Give the data below again exactly as it stands. Omit the pictures.

**Records to process**
━━━━━━
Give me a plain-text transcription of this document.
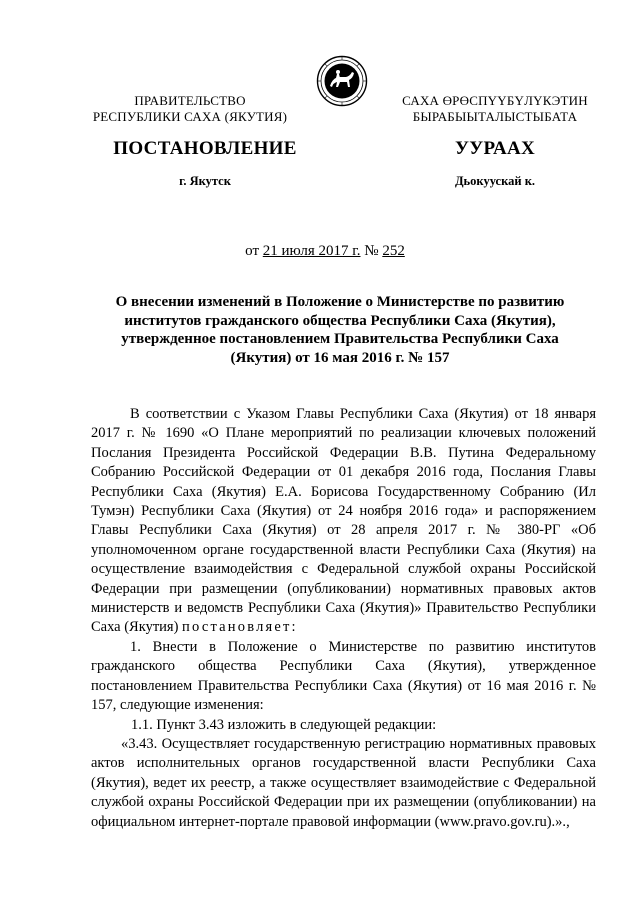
ПРАВИТЕЛЬСТВО
РЕСПУБЛИКИ САХА (ЯКУТИЯ)
САХА ӨРӨСПYYБYЛYКЭТИН
БЫРАБЫЫТАЛЫСТЫБАТА
ПОСТАНОВЛЕНИЕ	УУРААХ
г. Якутск	Дьокуускай к.
от 21 июля 2017 г. № 252
О внесении изменений в Положение о Министерстве по развитию
институтов гражданского общества Республики Саха (Якутия),
утвержденное постановлением Правительства Республики Саха
(Якутия) от 16 мая 2016 г. № 157

В соответствии с Указом Главы Республики Саха (Якутия) от 18 января 2017 г. № 1690 «О Плане мероприятий по реализации ключевых положений Послания Президента Российской Федерации В.В. Путина Федеральному Собранию Российской Федерации от 01 декабря 2016 года, Послания Главы Республики Саха (Якутия) Е.А. Борисова Государственному Собранию (Ил Тумэн) Республики Саха (Якутия) от 24 ноября 2016 года» и распоряжением Главы Республики Саха (Якутия) от 28 апреля 2017 г. № 380-РГ «Об уполномоченном органе государственной власти Республики Саха (Якутия) на осуществление взаимодействия с Федеральной службой охраны Российской Федерации при размещении (опубликовании) нормативных правовых актов министерств и ведомств Республики Саха (Якутия)» Правительство Республики Саха (Якутия) постановляет:

1. Внести в Положение о Министерстве по развитию институтов гражданского общества Республики Саха (Якутия), утвержденное постановлением Правительства Республики Саха (Якутия) от 16 мая 2016 г. № 157, следующие изменения:

1.1. Пункт 3.43 изложить в следующей редакции:

«3.43. Осуществляет государственную регистрацию нормативных правовых актов исполнительных органов государственной власти Республики Саха (Якутия), ведет их реестр, а также осуществляет взаимодействие с Федеральной службой охраны Российской Федерации при их размещении (опубликовании) на официальном интернет-портале правовой информации (www.pravo.gov.ru).».,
━━━━━━
**Finished answer**
Give me a plain-text transcription of this document.
ПРАВИТЕЛЬСТВО
РЕСПУБЛИКИ САХА (ЯКУТИЯ)
САХА ӨРӨСПYYБYЛYКЭТИН
БЫРАБЫЫТАЛЫСТЫБАТА
ПОСТАНОВЛЕНИЕ	УУРААХ
г. Якутск	Дьокуускай к.
от 21 июля 2017 г. № 252
О внесении изменений в Положение о Министерстве по развитию
институтов гражданского общества Республики Саха (Якутия),
утвержденное постановлением Правительства Республики Саха
(Якутия) от 16 мая 2016 г. № 157

В соответствии с Указом Главы Республики Саха (Якутия) от 18 января 2017 г. № 1690 «О Плане мероприятий по реализации ключевых положений Послания Президента Российской Федерации В.В. Путина Федеральному Собранию Российской Федерации от 01 декабря 2016 года, Послания Главы Республики Саха (Якутия) Е.А. Борисова Государственному Собранию (Ил Тумэн) Республики Саха (Якутия) от 24 ноября 2016 года» и распоряжением Главы Республики Саха (Якутия) от 28 апреля 2017 г. № 380-РГ «Об уполномоченном органе государственной власти Республики Саха (Якутия) на осуществление взаимодействия с Федеральной службой охраны Российской Федерации при размещении (опубликовании) нормативных правовых актов министерств и ведомств Республики Саха (Якутия)» Правительство Республики Саха (Якутия) постановляет:

1. Внести в Положение о Министерстве по развитию институтов гражданского общества Республики Саха (Якутия), утвержденное постановлением Правительства Республики Саха (Якутия) от 16 мая 2016 г. № 157, следующие изменения:

1.1. Пункт 3.43 изложить в следующей редакции:

«3.43. Осуществляет государственную регистрацию нормативных правовых актов исполнительных органов государственной власти Республики Саха (Якутия), ведет их реестр, а также осуществляет взаимодействие с Федеральной службой охраны Российской Федерации при их размещении (опубликовании) на официальном интернет-портале правовой информации (www.pravo.gov.ru).».,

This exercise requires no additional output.